From the listing below, tally the lines that include "Департаменте". Return only the total.

----------

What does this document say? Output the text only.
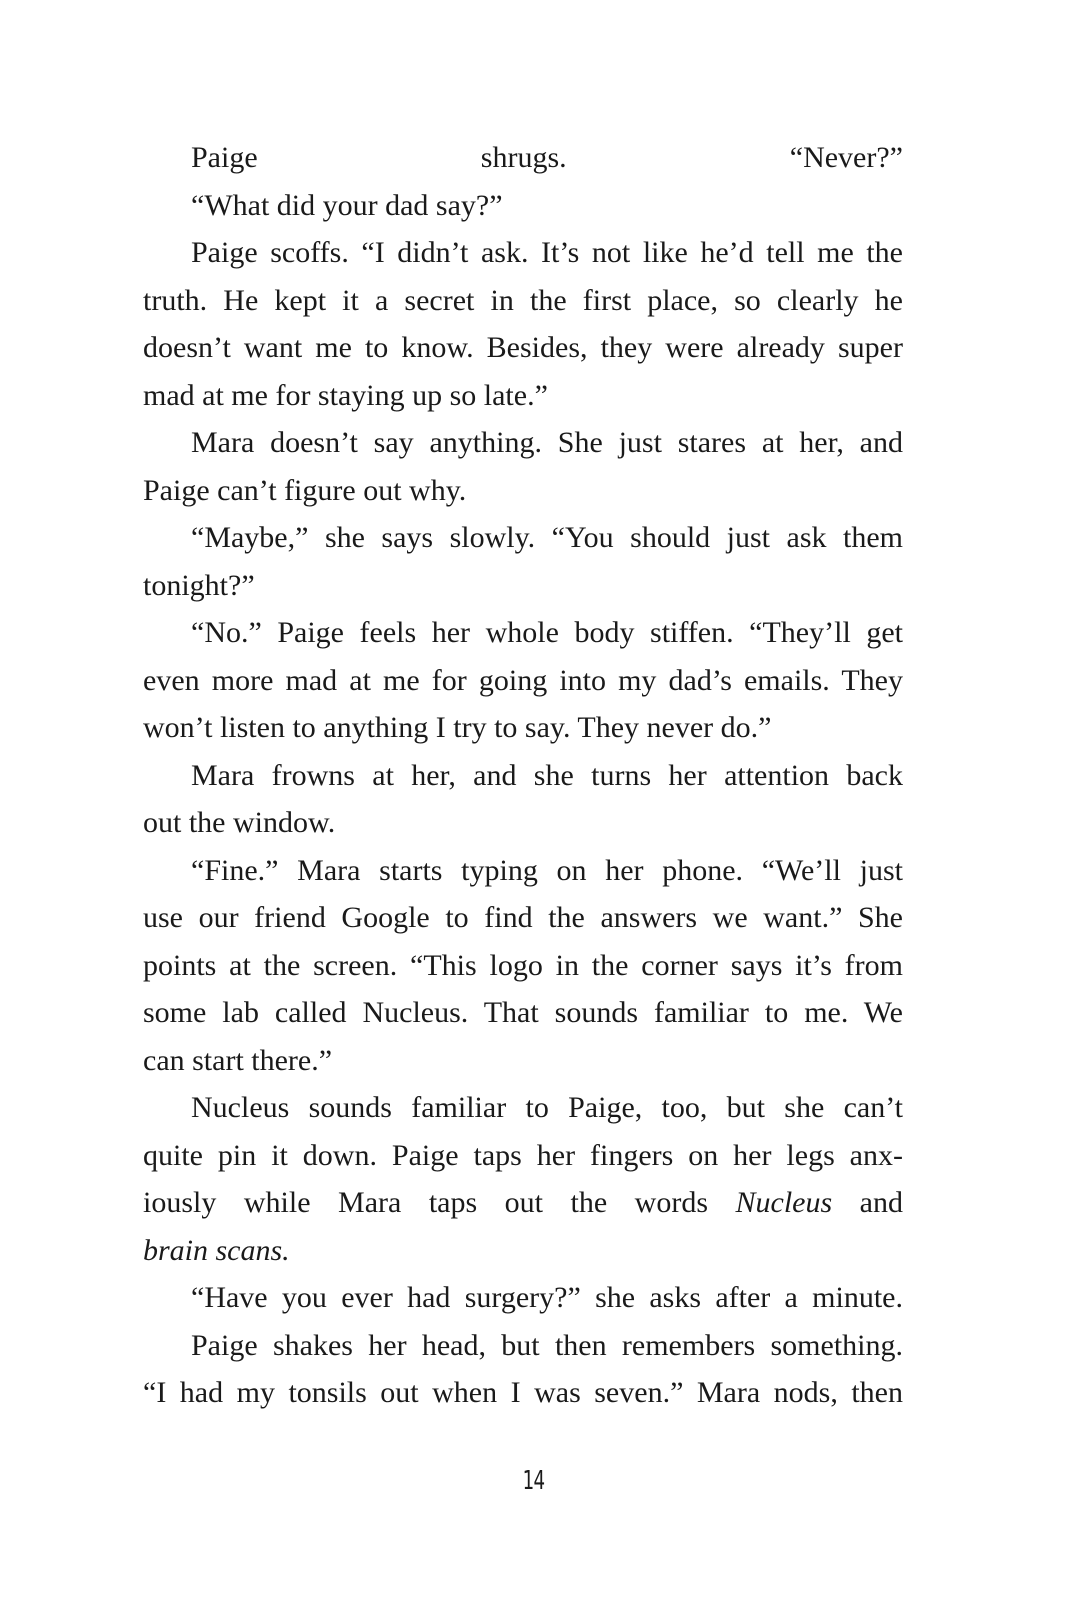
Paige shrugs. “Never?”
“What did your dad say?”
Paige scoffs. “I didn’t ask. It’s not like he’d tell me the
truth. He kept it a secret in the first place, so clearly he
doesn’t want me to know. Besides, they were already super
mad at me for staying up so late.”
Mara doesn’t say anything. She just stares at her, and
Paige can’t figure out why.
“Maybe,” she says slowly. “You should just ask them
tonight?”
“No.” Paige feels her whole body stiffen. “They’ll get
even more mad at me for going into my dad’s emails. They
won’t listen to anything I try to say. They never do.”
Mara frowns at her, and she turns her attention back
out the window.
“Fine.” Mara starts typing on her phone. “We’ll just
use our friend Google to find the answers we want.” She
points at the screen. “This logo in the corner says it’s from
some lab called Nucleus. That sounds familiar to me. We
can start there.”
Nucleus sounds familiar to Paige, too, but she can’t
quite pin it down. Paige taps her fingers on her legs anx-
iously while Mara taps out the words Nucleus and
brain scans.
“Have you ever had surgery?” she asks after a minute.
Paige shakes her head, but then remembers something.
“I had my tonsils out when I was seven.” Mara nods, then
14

----------

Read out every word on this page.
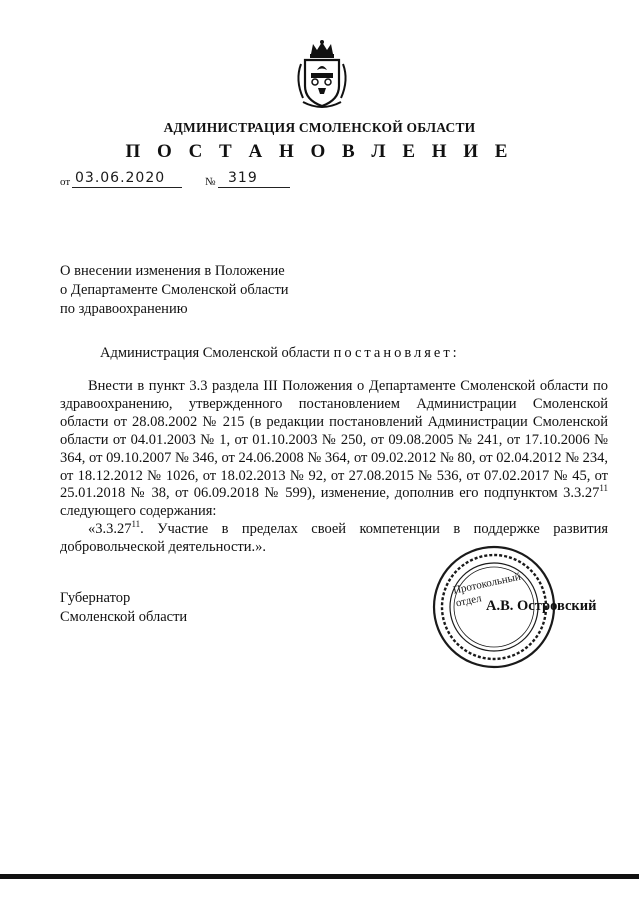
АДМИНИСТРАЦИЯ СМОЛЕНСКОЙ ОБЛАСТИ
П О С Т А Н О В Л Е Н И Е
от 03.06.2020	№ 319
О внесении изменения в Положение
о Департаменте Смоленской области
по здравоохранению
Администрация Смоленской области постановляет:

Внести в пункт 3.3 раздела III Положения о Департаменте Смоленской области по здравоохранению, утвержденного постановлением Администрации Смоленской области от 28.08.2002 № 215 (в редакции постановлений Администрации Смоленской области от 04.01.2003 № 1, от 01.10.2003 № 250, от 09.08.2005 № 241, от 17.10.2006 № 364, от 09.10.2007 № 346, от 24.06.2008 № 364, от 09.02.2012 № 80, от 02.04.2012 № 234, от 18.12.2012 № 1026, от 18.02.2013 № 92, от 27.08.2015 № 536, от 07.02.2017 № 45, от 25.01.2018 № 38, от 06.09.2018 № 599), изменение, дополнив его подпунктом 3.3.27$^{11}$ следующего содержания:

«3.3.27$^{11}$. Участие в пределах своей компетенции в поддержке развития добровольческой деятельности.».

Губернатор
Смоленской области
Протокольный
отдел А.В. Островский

----------

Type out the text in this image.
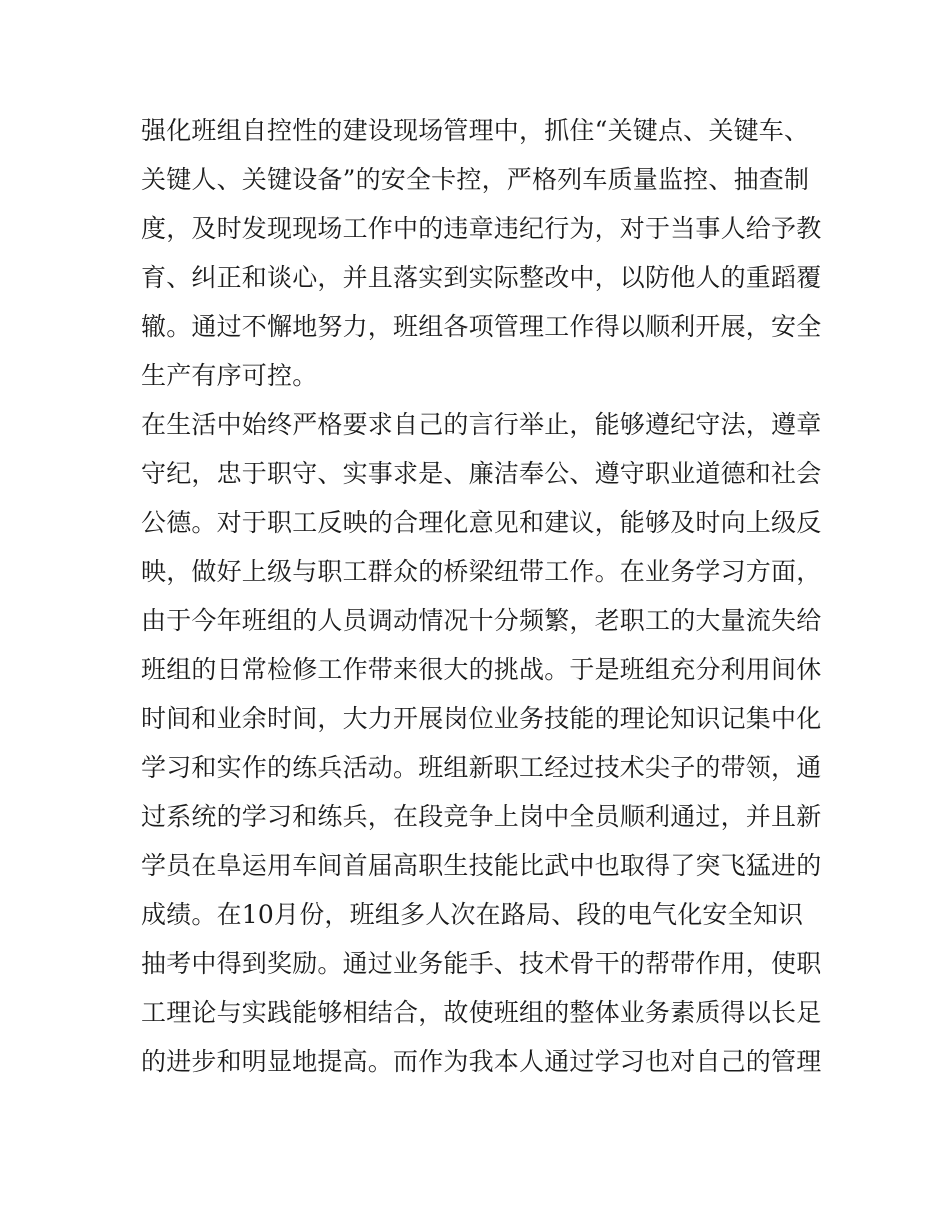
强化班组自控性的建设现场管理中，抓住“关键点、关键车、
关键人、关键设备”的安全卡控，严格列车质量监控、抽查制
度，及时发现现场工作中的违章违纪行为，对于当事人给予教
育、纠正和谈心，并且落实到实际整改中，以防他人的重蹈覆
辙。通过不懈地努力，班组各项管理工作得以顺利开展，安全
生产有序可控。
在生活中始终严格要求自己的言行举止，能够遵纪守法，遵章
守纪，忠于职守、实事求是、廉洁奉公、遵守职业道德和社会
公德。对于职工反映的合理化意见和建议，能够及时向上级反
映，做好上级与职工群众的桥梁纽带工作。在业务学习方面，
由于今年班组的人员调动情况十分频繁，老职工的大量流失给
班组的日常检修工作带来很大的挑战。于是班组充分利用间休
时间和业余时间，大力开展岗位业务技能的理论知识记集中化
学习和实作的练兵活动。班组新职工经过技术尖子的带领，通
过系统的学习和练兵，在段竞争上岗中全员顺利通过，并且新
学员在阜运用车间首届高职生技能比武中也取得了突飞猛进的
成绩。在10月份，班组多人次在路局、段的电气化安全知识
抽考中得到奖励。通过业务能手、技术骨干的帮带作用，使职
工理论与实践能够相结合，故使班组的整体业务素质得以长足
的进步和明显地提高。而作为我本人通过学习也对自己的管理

----------

**REPLY:** 2